§ **What you need to do**
Below are some entries. Copy each line that holds the string "color".

§ **Source data**

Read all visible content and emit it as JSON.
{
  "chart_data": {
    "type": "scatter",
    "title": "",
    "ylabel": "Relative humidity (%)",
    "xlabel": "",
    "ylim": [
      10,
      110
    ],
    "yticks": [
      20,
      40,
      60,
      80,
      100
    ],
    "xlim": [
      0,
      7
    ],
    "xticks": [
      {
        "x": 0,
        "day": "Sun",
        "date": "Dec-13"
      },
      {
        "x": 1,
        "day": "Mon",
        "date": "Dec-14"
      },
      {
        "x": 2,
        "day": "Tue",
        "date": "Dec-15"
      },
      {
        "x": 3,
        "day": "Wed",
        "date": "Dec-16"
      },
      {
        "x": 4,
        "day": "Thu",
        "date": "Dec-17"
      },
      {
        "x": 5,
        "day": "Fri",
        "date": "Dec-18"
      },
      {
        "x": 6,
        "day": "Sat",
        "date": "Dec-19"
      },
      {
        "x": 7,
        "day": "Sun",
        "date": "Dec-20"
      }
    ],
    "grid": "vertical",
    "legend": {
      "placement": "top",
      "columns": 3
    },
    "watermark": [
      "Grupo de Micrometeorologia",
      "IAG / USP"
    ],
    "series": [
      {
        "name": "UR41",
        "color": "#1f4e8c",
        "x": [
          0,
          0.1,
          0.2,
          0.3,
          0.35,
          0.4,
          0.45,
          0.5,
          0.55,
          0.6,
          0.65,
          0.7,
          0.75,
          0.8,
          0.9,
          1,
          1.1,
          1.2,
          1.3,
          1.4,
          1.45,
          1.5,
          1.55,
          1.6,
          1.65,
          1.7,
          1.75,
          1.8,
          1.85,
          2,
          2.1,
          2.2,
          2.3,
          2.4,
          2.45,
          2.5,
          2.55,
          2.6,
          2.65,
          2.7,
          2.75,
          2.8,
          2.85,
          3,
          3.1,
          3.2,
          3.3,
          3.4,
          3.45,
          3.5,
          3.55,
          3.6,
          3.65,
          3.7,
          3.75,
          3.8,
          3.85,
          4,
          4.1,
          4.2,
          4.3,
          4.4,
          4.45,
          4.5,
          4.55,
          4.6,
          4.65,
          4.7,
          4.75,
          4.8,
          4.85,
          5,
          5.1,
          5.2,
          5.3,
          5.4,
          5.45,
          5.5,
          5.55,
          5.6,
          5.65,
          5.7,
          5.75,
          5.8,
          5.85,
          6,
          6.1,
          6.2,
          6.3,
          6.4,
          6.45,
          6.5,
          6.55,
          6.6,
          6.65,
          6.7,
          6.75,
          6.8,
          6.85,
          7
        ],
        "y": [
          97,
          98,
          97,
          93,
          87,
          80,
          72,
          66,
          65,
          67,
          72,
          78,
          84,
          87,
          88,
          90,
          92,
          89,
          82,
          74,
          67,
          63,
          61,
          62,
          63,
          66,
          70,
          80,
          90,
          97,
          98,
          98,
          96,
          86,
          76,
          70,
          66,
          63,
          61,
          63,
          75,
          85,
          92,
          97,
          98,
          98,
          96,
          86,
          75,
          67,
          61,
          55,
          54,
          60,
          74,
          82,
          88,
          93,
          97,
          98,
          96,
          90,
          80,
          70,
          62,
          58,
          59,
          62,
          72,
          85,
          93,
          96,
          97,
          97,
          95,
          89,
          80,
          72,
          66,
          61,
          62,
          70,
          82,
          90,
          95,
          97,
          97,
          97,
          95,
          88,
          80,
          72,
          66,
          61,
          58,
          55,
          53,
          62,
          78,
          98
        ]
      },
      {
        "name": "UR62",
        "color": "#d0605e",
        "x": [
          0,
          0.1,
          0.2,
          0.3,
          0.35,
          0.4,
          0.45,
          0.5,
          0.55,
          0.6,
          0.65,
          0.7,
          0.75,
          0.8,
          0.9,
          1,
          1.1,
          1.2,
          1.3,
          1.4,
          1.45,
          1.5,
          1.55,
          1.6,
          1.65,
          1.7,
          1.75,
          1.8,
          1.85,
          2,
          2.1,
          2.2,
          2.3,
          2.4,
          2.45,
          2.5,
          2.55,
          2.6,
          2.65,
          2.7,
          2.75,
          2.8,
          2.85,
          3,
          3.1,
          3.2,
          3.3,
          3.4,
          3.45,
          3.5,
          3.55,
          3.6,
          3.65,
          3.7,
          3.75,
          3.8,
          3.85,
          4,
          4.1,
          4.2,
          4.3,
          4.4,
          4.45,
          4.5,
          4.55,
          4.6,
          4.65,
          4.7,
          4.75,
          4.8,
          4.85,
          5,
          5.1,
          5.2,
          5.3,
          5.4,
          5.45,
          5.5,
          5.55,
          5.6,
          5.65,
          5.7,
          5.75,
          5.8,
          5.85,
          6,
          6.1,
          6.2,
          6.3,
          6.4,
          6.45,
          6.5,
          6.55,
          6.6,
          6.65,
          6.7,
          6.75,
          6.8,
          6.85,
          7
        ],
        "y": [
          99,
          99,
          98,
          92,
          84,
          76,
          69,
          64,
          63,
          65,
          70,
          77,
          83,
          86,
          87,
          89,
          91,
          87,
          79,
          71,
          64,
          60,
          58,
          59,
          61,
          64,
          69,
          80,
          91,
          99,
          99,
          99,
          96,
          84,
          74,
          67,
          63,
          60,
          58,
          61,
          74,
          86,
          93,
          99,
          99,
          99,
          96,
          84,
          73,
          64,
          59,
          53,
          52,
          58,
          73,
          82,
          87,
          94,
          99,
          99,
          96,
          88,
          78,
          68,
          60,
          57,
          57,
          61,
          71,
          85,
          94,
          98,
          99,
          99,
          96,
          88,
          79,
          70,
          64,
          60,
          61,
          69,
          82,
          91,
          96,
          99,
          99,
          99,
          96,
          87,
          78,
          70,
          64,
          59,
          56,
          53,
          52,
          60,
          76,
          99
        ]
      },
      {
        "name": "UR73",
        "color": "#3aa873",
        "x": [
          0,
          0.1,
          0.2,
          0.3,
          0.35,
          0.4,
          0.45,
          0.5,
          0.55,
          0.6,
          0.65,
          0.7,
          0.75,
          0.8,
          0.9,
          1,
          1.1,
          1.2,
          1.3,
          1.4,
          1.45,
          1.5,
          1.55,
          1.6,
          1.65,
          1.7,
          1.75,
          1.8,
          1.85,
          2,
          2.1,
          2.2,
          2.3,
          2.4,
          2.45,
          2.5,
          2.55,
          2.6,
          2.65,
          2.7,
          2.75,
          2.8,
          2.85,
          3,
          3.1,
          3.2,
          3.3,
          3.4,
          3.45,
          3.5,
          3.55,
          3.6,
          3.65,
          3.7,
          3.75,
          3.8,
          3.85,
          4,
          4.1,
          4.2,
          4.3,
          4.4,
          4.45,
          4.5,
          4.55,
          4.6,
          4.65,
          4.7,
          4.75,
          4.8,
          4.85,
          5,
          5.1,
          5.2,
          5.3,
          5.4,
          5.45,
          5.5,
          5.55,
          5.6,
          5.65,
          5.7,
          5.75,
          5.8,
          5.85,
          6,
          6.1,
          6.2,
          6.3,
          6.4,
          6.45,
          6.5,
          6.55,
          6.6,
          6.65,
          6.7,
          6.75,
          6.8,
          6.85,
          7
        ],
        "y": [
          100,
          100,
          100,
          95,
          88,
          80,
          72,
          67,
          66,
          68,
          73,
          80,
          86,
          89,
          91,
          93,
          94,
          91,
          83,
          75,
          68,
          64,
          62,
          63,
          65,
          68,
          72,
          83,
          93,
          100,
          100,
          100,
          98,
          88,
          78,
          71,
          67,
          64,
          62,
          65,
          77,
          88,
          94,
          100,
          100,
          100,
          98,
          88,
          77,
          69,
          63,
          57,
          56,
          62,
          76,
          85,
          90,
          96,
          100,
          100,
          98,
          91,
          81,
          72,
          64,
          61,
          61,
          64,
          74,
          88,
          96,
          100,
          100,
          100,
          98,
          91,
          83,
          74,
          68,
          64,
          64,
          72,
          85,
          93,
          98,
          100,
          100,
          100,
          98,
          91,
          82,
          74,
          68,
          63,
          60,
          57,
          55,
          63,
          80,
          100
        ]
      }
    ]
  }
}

§ **Written response**
        "color": "#1f4e8c",
        "color": "#d0605e",
        "color": "#3aa873",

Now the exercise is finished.